* PROBLEM DETAILS
Below are records to be output exactly, every one of them.
* START EXCERPTED RECORDS *
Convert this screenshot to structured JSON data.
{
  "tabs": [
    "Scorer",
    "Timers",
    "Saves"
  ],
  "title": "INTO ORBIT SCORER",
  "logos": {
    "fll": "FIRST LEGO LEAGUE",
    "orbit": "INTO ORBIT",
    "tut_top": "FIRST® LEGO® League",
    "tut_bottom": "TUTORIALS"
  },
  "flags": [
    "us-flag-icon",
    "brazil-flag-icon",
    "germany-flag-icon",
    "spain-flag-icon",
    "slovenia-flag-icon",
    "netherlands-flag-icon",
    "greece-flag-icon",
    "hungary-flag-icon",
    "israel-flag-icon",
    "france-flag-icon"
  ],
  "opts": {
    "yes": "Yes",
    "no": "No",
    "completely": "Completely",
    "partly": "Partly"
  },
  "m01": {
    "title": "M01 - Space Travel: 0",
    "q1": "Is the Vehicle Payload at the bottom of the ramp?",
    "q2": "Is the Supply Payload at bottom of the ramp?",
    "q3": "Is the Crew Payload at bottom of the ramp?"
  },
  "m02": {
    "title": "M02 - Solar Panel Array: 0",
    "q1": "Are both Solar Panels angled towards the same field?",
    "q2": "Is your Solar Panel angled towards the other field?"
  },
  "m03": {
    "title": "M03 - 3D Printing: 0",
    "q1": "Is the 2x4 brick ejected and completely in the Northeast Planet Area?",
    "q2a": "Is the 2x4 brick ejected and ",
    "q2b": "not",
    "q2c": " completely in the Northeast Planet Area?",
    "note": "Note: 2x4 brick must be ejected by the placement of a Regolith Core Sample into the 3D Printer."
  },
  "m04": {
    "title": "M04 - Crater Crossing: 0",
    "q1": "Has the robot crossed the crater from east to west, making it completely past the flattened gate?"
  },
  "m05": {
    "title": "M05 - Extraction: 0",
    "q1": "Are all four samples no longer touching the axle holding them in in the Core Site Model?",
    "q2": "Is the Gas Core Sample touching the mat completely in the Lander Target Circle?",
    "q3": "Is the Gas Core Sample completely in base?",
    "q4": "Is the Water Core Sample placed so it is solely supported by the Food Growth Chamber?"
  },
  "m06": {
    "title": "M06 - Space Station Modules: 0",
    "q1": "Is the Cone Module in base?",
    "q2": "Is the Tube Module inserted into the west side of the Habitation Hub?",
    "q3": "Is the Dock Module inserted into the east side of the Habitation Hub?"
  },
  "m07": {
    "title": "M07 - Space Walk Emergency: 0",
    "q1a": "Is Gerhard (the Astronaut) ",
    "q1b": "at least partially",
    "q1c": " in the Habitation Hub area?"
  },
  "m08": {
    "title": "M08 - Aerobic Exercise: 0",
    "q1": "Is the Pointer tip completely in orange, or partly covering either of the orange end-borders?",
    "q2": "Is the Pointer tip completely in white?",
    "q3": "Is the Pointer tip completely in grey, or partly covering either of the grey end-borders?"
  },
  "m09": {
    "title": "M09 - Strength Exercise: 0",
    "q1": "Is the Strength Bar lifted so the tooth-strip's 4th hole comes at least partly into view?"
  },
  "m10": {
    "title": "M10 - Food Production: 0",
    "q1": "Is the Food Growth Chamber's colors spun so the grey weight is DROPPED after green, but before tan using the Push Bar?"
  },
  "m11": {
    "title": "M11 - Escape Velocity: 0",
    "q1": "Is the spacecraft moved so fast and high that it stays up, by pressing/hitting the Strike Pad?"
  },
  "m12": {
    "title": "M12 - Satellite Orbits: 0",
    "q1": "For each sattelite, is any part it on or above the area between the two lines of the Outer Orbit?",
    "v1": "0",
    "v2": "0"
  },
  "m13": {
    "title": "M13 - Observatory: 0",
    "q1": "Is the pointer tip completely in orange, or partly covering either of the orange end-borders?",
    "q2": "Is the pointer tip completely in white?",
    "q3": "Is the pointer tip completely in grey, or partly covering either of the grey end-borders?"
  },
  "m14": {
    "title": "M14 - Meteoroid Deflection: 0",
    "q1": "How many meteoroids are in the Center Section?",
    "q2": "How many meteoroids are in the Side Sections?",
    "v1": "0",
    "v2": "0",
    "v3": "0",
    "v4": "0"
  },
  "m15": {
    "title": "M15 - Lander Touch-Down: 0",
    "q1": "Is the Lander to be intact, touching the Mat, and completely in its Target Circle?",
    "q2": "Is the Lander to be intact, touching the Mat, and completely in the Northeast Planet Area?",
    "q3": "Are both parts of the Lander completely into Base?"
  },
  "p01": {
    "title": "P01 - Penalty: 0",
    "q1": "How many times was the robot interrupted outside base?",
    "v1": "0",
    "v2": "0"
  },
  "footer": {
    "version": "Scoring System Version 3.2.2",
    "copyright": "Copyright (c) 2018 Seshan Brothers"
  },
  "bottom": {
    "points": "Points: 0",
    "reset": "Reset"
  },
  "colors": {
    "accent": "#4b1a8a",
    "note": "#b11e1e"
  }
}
* END EXCERPTED RECORDS *
* REPLY
Convert this screenshot to structured JSON data.
{
  "tabs": [
    "Scorer",
    "Timers",
    "Saves"
  ],
  "title": "INTO ORBIT SCORER",
  "logos": {
    "fll": "FIRST LEGO LEAGUE",
    "orbit": "INTO ORBIT",
    "tut_top": "FIRST® LEGO® League",
    "tut_bottom": "TUTORIALS"
  },
  "flags": [
    "us-flag-icon",
    "brazil-flag-icon",
    "germany-flag-icon",
    "spain-flag-icon",
    "slovenia-flag-icon",
    "netherlands-flag-icon",
    "greece-flag-icon",
    "hungary-flag-icon",
    "israel-flag-icon",
    "france-flag-icon"
  ],
  "opts": {
    "yes": "Yes",
    "no": "No",
    "completely": "Completely",
    "partly": "Partly"
  },
  "m01": {
    "title": "M01 - Space Travel: 0",
    "q1": "Is the Vehicle Payload at the bottom of the ramp?",
    "q2": "Is the Supply Payload at bottom of the ramp?",
    "q3": "Is the Crew Payload at bottom of the ramp?"
  },
  "m02": {
    "title": "M02 - Solar Panel Array: 0",
    "q1": "Are both Solar Panels angled towards the same field?",
    "q2": "Is your Solar Panel angled towards the other field?"
  },
  "m03": {
    "title": "M03 - 3D Printing: 0",
    "q1": "Is the 2x4 brick ejected and completely in the Northeast Planet Area?",
    "q2a": "Is the 2x4 brick ejected and ",
    "q2b": "not",
    "q2c": " completely in the Northeast Planet Area?",
    "note": "Note: 2x4 brick must be ejected by the placement of a Regolith Core Sample into the 3D Printer."
  },
  "m04": {
    "title": "M04 - Crater Crossing: 0",
    "q1": "Has the robot crossed the crater from east to west, making it completely past the flattened gate?"
  },
  "m05": {
    "title": "M05 - Extraction: 0",
    "q1": "Are all four samples no longer touching the axle holding them in in the Core Site Model?",
    "q2": "Is the Gas Core Sample touching the mat completely in the Lander Target Circle?",
    "q3": "Is the Gas Core Sample completely in base?",
    "q4": "Is the Water Core Sample placed so it is solely supported by the Food Growth Chamber?"
  },
  "m06": {
    "title": "M06 - Space Station Modules: 0",
    "q1": "Is the Cone Module in base?",
    "q2": "Is the Tube Module inserted into the west side of the Habitation Hub?",
    "q3": "Is the Dock Module inserted into the east side of the Habitation Hub?"
  },
  "m07": {
    "title": "M07 - Space Walk Emergency: 0",
    "q1a": "Is Gerhard (the Astronaut) ",
    "q1b": "at least partially",
    "q1c": " in the Habitation Hub area?"
  },
  "m08": {
    "title": "M08 - Aerobic Exercise: 0",
    "q1": "Is the Pointer tip completely in orange, or partly covering either of the orange end-borders?",
    "q2": "Is the Pointer tip completely in white?",
    "q3": "Is the Pointer tip completely in grey, or partly covering either of the grey end-borders?"
  },
  "m09": {
    "title": "M09 - Strength Exercise: 0",
    "q1": "Is the Strength Bar lifted so the tooth-strip's 4th hole comes at least partly into view?"
  },
  "m10": {
    "title": "M10 - Food Production: 0",
    "q1": "Is the Food Growth Chamber's colors spun so the grey weight is DROPPED after green, but before tan using the Push Bar?"
  },
  "m11": {
    "title": "M11 - Escape Velocity: 0",
    "q1": "Is the spacecraft moved so fast and high that it stays up, by pressing/hitting the Strike Pad?"
  },
  "m12": {
    "title": "M12 - Satellite Orbits: 0",
    "q1": "For each sattelite, is any part it on or above the area between the two lines of the Outer Orbit?",
    "v1": "0",
    "v2": "0"
  },
  "m13": {
    "title": "M13 - Observatory: 0",
    "q1": "Is the pointer tip completely in orange, or partly covering either of the orange end-borders?",
    "q2": "Is the pointer tip completely in white?",
    "q3": "Is the pointer tip completely in grey, or partly covering either of the grey end-borders?"
  },
  "m14": {
    "title": "M14 - Meteoroid Deflection: 0",
    "q1": "How many meteoroids are in the Center Section?",
    "q2": "How many meteoroids are in the Side Sections?",
    "v1": "0",
    "v2": "0",
    "v3": "0",
    "v4": "0"
  },
  "m15": {
    "title": "M15 - Lander Touch-Down: 0",
    "q1": "Is the Lander to be intact, touching the Mat, and completely in its Target Circle?",
    "q2": "Is the Lander to be intact, touching the Mat, and completely in the Northeast Planet Area?",
    "q3": "Are both parts of the Lander completely into Base?"
  },
  "p01": {
    "title": "P01 - Penalty: 0",
    "q1": "How many times was the robot interrupted outside base?",
    "v1": "0",
    "v2": "0"
  },
  "footer": {
    "version": "Scoring System Version 3.2.2",
    "copyright": "Copyright (c) 2018 Seshan Brothers"
  },
  "bottom": {
    "points": "Points: 0",
    "reset": "Reset"
  },
  "colors": {
    "accent": "#4b1a8a",
    "note": "#b11e1e"
  }
}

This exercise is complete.